Top of Document text
Fair Work Agreements

The Coalition Government are pushing ahead with their plans to introduce Fair Work Agreements into New Zealand workplaces, with the announcement that it is their intention to have at least two of these agreements in place during their first political term. So, what is a Fair Work Agreement and how will their existence change the way we set wage rates for Employees in New Zealand?

The Government has indicated that they wish to introduce a system which is not dissimilar to the Australian Modern Award process, despite the majority of Australian businesses stating that they would prefer to have the free and flexible bargaining environment enjoyed by NZ Employers – and Employees for that matter.

The Australian Fair Work Act 2009 introduced the concept of Modern Awards and since then, 122 modern occupational and industry awards have been put in place. Most awards have industry, not occupational coverage, and apply to Employees falling within the specified classification structure.

A traditional Modern Award will stipulate: the minimum wage rate for each classification of Employee (i.e. trade, technical or supervisory roles); any required allowances to be paid to Employees; provisions for casual, full time or part time Employees; details of Hours of Work provisions; and penalty rates for overtime, shift or weekend work.
Bottom of Document text
Top of Extracted material
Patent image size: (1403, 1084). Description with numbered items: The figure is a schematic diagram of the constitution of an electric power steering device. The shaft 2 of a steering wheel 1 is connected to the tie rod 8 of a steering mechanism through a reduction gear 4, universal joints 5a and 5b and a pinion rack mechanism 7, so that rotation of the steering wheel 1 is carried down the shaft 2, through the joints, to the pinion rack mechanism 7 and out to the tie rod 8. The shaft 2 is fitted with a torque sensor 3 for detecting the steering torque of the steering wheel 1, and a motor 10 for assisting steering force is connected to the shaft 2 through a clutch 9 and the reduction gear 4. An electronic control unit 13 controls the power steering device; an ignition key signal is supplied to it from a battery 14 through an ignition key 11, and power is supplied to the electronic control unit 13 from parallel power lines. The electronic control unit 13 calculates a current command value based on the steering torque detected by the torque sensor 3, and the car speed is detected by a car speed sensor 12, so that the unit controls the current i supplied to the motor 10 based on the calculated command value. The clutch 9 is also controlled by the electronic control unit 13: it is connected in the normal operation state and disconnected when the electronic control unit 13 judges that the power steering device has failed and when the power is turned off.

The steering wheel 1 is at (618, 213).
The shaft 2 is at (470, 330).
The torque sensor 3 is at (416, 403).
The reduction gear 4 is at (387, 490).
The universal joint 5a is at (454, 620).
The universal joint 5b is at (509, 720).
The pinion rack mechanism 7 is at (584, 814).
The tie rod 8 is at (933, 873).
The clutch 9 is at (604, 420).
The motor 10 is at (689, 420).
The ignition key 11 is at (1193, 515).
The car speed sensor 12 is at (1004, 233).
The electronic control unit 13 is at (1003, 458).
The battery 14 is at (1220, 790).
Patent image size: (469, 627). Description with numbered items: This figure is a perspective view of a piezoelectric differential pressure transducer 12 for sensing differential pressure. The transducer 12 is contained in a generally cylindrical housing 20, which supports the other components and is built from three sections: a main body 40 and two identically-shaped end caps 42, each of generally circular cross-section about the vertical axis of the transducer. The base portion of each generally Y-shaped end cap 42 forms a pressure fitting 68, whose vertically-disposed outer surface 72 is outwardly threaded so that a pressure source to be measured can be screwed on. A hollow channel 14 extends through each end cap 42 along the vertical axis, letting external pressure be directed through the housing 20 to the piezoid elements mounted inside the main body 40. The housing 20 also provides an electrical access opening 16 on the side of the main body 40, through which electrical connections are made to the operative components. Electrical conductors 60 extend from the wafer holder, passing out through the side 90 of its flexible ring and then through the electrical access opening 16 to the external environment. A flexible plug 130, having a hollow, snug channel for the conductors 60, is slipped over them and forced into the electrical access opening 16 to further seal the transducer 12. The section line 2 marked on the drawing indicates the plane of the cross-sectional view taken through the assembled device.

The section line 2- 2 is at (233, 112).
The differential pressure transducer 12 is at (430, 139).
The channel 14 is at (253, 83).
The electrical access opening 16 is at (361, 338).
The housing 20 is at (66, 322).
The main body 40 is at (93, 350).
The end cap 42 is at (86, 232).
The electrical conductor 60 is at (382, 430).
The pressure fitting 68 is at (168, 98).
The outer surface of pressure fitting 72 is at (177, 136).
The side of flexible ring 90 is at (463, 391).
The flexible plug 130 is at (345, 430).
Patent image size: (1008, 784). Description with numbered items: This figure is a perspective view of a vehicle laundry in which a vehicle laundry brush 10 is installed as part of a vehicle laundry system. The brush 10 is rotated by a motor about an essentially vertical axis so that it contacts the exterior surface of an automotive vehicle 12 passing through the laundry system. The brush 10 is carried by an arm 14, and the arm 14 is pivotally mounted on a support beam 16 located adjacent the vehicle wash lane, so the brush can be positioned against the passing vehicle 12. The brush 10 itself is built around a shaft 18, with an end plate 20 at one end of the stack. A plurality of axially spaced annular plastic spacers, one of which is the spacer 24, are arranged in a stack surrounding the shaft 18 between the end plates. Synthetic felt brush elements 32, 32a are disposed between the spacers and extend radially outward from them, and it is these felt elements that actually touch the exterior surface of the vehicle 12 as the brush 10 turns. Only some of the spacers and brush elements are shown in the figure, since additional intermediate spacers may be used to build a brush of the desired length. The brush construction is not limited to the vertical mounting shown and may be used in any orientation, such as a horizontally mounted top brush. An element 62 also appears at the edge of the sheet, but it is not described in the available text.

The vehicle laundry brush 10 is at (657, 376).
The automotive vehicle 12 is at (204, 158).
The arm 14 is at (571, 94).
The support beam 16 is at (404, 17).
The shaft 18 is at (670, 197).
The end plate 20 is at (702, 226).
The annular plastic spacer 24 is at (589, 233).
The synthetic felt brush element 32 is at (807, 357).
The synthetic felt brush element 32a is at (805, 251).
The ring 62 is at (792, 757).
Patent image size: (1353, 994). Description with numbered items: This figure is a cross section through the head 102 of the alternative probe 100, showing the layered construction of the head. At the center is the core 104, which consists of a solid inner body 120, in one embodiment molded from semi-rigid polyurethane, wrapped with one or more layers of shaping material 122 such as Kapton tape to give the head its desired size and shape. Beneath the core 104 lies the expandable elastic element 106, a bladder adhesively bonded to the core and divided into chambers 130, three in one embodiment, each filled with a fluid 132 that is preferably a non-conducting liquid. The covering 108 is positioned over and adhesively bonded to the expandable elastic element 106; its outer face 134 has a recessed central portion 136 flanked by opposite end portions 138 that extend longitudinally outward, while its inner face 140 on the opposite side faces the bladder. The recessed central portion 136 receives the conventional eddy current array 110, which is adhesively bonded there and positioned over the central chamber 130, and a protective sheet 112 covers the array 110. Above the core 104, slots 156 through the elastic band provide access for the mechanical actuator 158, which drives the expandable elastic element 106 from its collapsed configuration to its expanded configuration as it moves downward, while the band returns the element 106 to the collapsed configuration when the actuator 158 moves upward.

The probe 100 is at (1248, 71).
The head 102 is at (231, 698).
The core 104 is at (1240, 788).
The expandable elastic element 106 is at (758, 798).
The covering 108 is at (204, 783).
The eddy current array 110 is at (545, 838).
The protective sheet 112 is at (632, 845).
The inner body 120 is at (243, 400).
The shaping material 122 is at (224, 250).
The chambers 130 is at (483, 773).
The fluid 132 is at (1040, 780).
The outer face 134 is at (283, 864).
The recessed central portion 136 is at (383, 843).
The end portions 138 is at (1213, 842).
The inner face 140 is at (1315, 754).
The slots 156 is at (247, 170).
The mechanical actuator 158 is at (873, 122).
Bottom of Extracted material
Apply what you read:
1. Repeat, word for word, the stretch of the Fair Work Agreements article from "The Australian Fair" through "or weekend work.".
2. Turn the paragraph of the Fair Work Agreements article that begins "A traditional Modern Award will stipulate" into a bulleted list that keeps its main facts.
3. Pick up the Fair Work Agreements article after its last sentence and keep writing it.

Answers to the problems:
1.
The Australian Fair Work Act 2009 introduced the concept of Modern Awards and since then, 122 modern occupational and industry awards have been put in place. Most awards have industry, not occupational coverage, and apply to Employees falling within the specified classification structure.

A traditional Modern Award will stipulate: the minimum wage rate for each classification of Employee (i.e. trade, technical or supervisory roles); any required allowances to be paid to Employees; provisions for casual, full time or part time Employees; details of Hours of Work provisions; and penalty rates for overtime, shift or weekend work.

2.
A traditional Modern Award sets out:
- the minimum wage rate for each classification of Employee (e.g. trade, technical or supervisory roles)
- any allowances that must be paid to Employees
- provisions for casual, full time or part time Employees
- Hours of Work provisions
- penalty rates for overtime, shift or weekend work

3.
As a result of the above, the 122 Modern Awards have resulted in the introduction of thousands of minimum wage rates as each award contains different wage rates for different categories of Employees. Currently, approximately 22% of Australian Employees are paid award rates and, less than 1% of Employees are paid at the National Minimum Wage Rate ($18.93 per hour) as the minimum rate on the majority of Modern Awards is greater. Casual Employees get a 25% loading over and above the National Minimum Wage Rate.

The current Australian system is maintained by a third party independent tribunal with award variations being based on submissions and evidence presented (primarily by Unions) rather than economic or political factors. The system is highly complicated, creating high risk and high compliance risks for Employers. Modern Awards are particularly complex and burdensome for small Employers.

Although, initially the rates were set through negotiations between Unions and Employers, the system has progressed to a point where the Fair Work Commission has less respect for the outcome of negotiations and the views of the industrial parties.

Prior to the early 1990’s only two (2) countries in the world had a workplace award system: Australia and New Zealand. Australia was the only country to maintain this when free market bargaining was introduced into New Zealand.

The NZ Government have advised that, in seeking to implement a similar model within their first political term, they will focus specifically on Truck and Bus Drivers (Nationally) as they believe that these two (2) groups of Employees are particularly disadvantaged in current wage negotiation processes.

Why are we wanting to return to a system that no other country wishes to adopt, and Australian businesses would freely abandon if given the opportunity?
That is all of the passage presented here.